=== Listing ===

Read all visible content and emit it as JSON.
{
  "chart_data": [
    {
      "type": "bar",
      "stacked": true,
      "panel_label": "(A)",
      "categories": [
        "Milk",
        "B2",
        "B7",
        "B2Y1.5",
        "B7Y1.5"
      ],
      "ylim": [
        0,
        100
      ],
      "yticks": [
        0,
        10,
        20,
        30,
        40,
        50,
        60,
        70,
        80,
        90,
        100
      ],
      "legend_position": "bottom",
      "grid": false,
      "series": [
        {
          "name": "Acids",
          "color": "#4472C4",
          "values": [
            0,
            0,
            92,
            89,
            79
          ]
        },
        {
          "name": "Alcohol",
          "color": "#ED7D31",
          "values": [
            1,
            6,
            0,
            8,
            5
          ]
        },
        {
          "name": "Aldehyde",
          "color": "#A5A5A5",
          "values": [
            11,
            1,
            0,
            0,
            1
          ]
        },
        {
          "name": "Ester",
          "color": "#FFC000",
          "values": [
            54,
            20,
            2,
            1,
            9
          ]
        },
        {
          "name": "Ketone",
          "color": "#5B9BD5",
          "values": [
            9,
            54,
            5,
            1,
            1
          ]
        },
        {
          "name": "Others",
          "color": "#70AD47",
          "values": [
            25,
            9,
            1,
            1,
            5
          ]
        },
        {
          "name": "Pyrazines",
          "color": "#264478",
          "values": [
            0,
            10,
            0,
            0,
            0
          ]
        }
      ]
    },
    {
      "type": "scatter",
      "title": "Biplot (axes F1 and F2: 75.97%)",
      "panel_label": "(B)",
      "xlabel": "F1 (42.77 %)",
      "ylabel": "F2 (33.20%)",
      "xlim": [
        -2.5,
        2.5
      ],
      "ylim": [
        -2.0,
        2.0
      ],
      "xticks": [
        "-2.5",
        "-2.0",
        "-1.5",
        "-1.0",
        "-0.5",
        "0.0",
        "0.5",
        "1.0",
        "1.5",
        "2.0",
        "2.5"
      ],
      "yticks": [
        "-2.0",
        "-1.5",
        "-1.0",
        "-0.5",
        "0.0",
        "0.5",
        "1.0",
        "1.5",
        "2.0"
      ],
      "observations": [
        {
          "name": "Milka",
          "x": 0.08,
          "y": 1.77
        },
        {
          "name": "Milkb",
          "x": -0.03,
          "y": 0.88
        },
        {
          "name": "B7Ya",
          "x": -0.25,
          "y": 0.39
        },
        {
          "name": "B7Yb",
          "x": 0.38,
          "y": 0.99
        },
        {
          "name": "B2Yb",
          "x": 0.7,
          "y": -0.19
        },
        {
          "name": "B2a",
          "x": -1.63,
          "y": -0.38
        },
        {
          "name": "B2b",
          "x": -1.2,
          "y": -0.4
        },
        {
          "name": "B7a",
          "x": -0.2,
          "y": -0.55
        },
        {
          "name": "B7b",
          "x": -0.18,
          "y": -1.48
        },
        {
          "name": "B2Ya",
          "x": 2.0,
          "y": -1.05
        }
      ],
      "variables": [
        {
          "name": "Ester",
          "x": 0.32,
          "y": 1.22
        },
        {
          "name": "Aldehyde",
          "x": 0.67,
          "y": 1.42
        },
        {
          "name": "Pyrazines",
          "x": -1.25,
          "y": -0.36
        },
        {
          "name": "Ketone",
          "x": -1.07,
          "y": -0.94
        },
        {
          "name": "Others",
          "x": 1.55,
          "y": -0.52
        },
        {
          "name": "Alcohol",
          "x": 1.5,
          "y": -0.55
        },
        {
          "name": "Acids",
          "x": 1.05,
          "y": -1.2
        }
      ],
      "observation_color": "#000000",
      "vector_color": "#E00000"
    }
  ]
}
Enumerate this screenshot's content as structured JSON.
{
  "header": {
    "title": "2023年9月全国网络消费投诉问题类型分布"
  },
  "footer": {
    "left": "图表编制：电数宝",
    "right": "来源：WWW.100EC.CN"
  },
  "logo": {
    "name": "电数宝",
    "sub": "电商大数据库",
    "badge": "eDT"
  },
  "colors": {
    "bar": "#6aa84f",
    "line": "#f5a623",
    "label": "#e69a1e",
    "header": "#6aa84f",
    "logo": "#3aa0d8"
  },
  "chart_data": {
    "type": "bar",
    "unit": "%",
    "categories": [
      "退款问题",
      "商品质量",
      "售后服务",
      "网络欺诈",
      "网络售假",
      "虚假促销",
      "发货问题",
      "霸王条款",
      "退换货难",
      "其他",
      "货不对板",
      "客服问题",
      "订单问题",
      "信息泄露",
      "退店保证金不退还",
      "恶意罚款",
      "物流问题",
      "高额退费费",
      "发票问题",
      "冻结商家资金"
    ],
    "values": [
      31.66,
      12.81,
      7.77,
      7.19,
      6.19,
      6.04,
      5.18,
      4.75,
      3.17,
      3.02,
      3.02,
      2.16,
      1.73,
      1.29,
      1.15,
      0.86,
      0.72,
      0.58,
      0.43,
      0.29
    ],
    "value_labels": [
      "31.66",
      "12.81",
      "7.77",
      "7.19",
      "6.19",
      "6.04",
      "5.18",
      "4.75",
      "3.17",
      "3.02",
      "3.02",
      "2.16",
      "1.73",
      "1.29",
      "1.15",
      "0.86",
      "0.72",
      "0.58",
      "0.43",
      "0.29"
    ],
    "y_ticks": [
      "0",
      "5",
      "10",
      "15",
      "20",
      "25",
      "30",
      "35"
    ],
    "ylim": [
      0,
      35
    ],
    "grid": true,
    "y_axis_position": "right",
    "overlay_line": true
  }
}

===

_What needs to be done_
Return the material in full, exactly as shown.

_Task output_
Read all visible content and emit it as JSON.
{
  "chart_data": [
    {
      "type": "bar",
      "stacked": true,
      "panel_label": "(A)",
      "categories": [
        "Milk",
        "B2",
        "B7",
        "B2Y1.5",
        "B7Y1.5"
      ],
      "ylim": [
        0,
        100
      ],
      "yticks": [
        0,
        10,
        20,
        30,
        40,
        50,
        60,
        70,
        80,
        90,
        100
      ],
      "legend_position": "bottom",
      "grid": false,
      "series": [
        {
          "name": "Acids",
          "color": "#4472C4",
          "values": [
            0,
            0,
            92,
            89,
            79
          ]
        },
        {
          "name": "Alcohol",
          "color": "#ED7D31",
          "values": [
            1,
            6,
            0,
            8,
            5
          ]
        },
        {
          "name": "Aldehyde",
          "color": "#A5A5A5",
          "values": [
            11,
            1,
            0,
            0,
            1
          ]
        },
        {
          "name": "Ester",
          "color": "#FFC000",
          "values": [
            54,
            20,
            2,
            1,
            9
          ]
        },
        {
          "name": "Ketone",
          "color": "#5B9BD5",
          "values": [
            9,
            54,
            5,
            1,
            1
          ]
        },
        {
          "name": "Others",
          "color": "#70AD47",
          "values": [
            25,
            9,
            1,
            1,
            5
          ]
        },
        {
          "name": "Pyrazines",
          "color": "#264478",
          "values": [
            0,
            10,
            0,
            0,
            0
          ]
        }
      ]
    },
    {
      "type": "scatter",
      "title": "Biplot (axes F1 and F2: 75.97%)",
      "panel_label": "(B)",
      "xlabel": "F1 (42.77 %)",
      "ylabel": "F2 (33.20%)",
      "xlim": [
        -2.5,
        2.5
      ],
      "ylim": [
        -2.0,
        2.0
      ],
      "xticks": [
        "-2.5",
        "-2.0",
        "-1.5",
        "-1.0",
        "-0.5",
        "0.0",
        "0.5",
        "1.0",
        "1.5",
        "2.0",
        "2.5"
      ],
      "yticks": [
        "-2.0",
        "-1.5",
        "-1.0",
        "-0.5",
        "0.0",
        "0.5",
        "1.0",
        "1.5",
        "2.0"
      ],
      "observations": [
        {
          "name": "Milka",
          "x": 0.08,
          "y": 1.77
        },
        {
          "name": "Milkb",
          "x": -0.03,
          "y": 0.88
        },
        {
          "name": "B7Ya",
          "x": -0.25,
          "y": 0.39
        },
        {
          "name": "B7Yb",
          "x": 0.38,
          "y": 0.99
        },
        {
          "name": "B2Yb",
          "x": 0.7,
          "y": -0.19
        },
        {
          "name": "B2a",
          "x": -1.63,
          "y": -0.38
        },
        {
          "name": "B2b",
          "x": -1.2,
          "y": -0.4
        },
        {
          "name": "B7a",
          "x": -0.2,
          "y": -0.55
        },
        {
          "name": "B7b",
          "x": -0.18,
          "y": -1.48
        },
        {
          "name": "B2Ya",
          "x": 2.0,
          "y": -1.05
        }
      ],
      "variables": [
        {
          "name": "Ester",
          "x": 0.32,
          "y": 1.22
        },
        {
          "name": "Aldehyde",
          "x": 0.67,
          "y": 1.42
        },
        {
          "name": "Pyrazines",
          "x": -1.25,
          "y": -0.36
        },
        {
          "name": "Ketone",
          "x": -1.07,
          "y": -0.94
        },
        {
          "name": "Others",
          "x": 1.55,
          "y": -0.52
        },
        {
          "name": "Alcohol",
          "x": 1.5,
          "y": -0.55
        },
        {
          "name": "Acids",
          "x": 1.05,
          "y": -1.2
        }
      ],
      "observation_color": "#000000",
      "vector_color": "#E00000"
    }
  ]
}
Enumerate this screenshot's content as structured JSON.
{
  "header": {
    "title": "2023年9月全国网络消费投诉问题类型分布"
  },
  "footer": {
    "left": "图表编制：电数宝",
    "right": "来源：WWW.100EC.CN"
  },
  "logo": {
    "name": "电数宝",
    "sub": "电商大数据库",
    "badge": "eDT"
  },
  "colors": {
    "bar": "#6aa84f",
    "line": "#f5a623",
    "label": "#e69a1e",
    "header": "#6aa84f",
    "logo": "#3aa0d8"
  },
  "chart_data": {
    "type": "bar",
    "unit": "%",
    "categories": [
      "退款问题",
      "商品质量",
      "售后服务",
      "网络欺诈",
      "网络售假",
      "虚假促销",
      "发货问题",
      "霸王条款",
      "退换货难",
      "其他",
      "货不对板",
      "客服问题",
      "订单问题",
      "信息泄露",
      "退店保证金不退还",
      "恶意罚款",
      "物流问题",
      "高额退费费",
      "发票问题",
      "冻结商家资金"
    ],
    "values": [
      31.66,
      12.81,
      7.77,
      7.19,
      6.19,
      6.04,
      5.18,
      4.75,
      3.17,
      3.02,
      3.02,
      2.16,
      1.73,
      1.29,
      1.15,
      0.86,
      0.72,
      0.58,
      0.43,
      0.29
    ],
    "value_labels": [
      "31.66",
      "12.81",
      "7.77",
      "7.19",
      "6.19",
      "6.04",
      "5.18",
      "4.75",
      "3.17",
      "3.02",
      "3.02",
      "2.16",
      "1.73",
      "1.29",
      "1.15",
      "0.86",
      "0.72",
      "0.58",
      "0.43",
      "0.29"
    ],
    "y_ticks": [
      "0",
      "5",
      "10",
      "15",
      "20",
      "25",
      "30",
      "35"
    ],
    "ylim": [
      0,
      35
    ],
    "grid": true,
    "y_axis_position": "right",
    "overlay_line": true
  }
}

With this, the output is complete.